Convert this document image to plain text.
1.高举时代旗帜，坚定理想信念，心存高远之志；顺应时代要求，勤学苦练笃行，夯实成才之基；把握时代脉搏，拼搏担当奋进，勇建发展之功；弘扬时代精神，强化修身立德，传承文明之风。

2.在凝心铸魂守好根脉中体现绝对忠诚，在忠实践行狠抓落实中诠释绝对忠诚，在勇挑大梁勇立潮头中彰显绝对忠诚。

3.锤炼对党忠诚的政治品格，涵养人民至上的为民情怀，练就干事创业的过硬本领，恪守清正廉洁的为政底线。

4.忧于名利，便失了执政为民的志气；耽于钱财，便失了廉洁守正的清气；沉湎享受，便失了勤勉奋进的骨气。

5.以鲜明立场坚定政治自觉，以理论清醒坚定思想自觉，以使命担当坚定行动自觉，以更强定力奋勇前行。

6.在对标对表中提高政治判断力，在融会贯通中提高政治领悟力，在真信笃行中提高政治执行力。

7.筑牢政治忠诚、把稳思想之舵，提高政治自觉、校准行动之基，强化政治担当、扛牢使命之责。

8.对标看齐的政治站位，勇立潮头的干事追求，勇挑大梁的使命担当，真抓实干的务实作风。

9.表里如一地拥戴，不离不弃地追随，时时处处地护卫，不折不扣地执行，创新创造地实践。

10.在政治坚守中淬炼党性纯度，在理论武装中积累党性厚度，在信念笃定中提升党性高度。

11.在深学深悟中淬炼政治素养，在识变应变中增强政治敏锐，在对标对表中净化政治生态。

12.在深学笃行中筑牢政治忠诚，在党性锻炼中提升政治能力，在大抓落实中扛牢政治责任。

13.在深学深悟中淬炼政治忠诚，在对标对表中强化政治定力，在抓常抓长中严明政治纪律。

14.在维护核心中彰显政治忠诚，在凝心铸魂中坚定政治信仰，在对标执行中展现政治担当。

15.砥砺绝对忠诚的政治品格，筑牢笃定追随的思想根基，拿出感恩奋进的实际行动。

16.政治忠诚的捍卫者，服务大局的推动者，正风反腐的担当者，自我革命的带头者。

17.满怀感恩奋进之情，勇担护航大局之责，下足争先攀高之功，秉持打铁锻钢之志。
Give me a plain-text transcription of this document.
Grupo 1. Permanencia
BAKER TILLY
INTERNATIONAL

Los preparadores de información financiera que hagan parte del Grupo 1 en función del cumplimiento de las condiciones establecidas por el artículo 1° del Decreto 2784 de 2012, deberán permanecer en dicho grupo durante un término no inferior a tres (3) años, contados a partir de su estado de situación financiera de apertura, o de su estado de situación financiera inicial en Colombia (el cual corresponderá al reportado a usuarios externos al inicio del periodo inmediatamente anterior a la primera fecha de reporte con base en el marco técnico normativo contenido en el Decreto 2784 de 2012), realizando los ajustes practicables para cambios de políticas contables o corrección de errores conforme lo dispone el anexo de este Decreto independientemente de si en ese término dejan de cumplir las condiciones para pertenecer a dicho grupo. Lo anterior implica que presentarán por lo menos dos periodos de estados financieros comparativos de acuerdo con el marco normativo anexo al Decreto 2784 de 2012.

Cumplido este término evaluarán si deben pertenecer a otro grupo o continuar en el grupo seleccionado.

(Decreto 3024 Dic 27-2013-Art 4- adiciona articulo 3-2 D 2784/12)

_ _ _ _

__Requirements__. Extract the full listing above without altering anything.

__Answer to the problem__.
Convert this document image to plain text.
1.高举时代旗帜，坚定理想信念，心存高远之志；顺应时代要求，勤学苦练笃行，夯实成才之基；把握时代脉搏，拼搏担当奋进，勇建发展之功；弘扬时代精神，强化修身立德，传承文明之风。

2.在凝心铸魂守好根脉中体现绝对忠诚，在忠实践行狠抓落实中诠释绝对忠诚，在勇挑大梁勇立潮头中彰显绝对忠诚。

3.锤炼对党忠诚的政治品格，涵养人民至上的为民情怀，练就干事创业的过硬本领，恪守清正廉洁的为政底线。

4.忧于名利，便失了执政为民的志气；耽于钱财，便失了廉洁守正的清气；沉湎享受，便失了勤勉奋进的骨气。

5.以鲜明立场坚定政治自觉，以理论清醒坚定思想自觉，以使命担当坚定行动自觉，以更强定力奋勇前行。

6.在对标对表中提高政治判断力，在融会贯通中提高政治领悟力，在真信笃行中提高政治执行力。

7.筑牢政治忠诚、把稳思想之舵，提高政治自觉、校准行动之基，强化政治担当、扛牢使命之责。

8.对标看齐的政治站位，勇立潮头的干事追求，勇挑大梁的使命担当，真抓实干的务实作风。

9.表里如一地拥戴，不离不弃地追随，时时处处地护卫，不折不扣地执行，创新创造地实践。

10.在政治坚守中淬炼党性纯度，在理论武装中积累党性厚度，在信念笃定中提升党性高度。

11.在深学深悟中淬炼政治素养，在识变应变中增强政治敏锐，在对标对表中净化政治生态。

12.在深学笃行中筑牢政治忠诚，在党性锻炼中提升政治能力，在大抓落实中扛牢政治责任。

13.在深学深悟中淬炼政治忠诚，在对标对表中强化政治定力，在抓常抓长中严明政治纪律。

14.在维护核心中彰显政治忠诚，在凝心铸魂中坚定政治信仰，在对标执行中展现政治担当。

15.砥砺绝对忠诚的政治品格，筑牢笃定追随的思想根基，拿出感恩奋进的实际行动。

16.政治忠诚的捍卫者，服务大局的推动者，正风反腐的担当者，自我革命的带头者。

17.满怀感恩奋进之情，勇担护航大局之责，下足争先攀高之功，秉持打铁锻钢之志。
Give me a plain-text transcription of this document.
Grupo 1. Permanencia
BAKER TILLY
INTERNATIONAL

Los preparadores de información financiera que hagan parte del Grupo 1 en función del cumplimiento de las condiciones establecidas por el artículo 1° del Decreto 2784 de 2012, deberán permanecer en dicho grupo durante un término no inferior a tres (3) años, contados a partir de su estado de situación financiera de apertura, o de su estado de situación financiera inicial en Colombia (el cual corresponderá al reportado a usuarios externos al inicio del periodo inmediatamente anterior a la primera fecha de reporte con base en el marco técnico normativo contenido en el Decreto 2784 de 2012), realizando los ajustes practicables para cambios de políticas contables o corrección de errores conforme lo dispone el anexo de este Decreto independientemente de si en ese término dejan de cumplir las condiciones para pertenecer a dicho grupo. Lo anterior implica que presentarán por lo menos dos periodos de estados financieros comparativos de acuerdo con el marco normativo anexo al Decreto 2784 de 2012.

Cumplido este término evaluarán si deben pertenecer a otro grupo o continuar en el grupo seleccionado.

(Decreto 3024 Dic 27-2013-Art 4- adiciona articulo 3-2 D 2784/12)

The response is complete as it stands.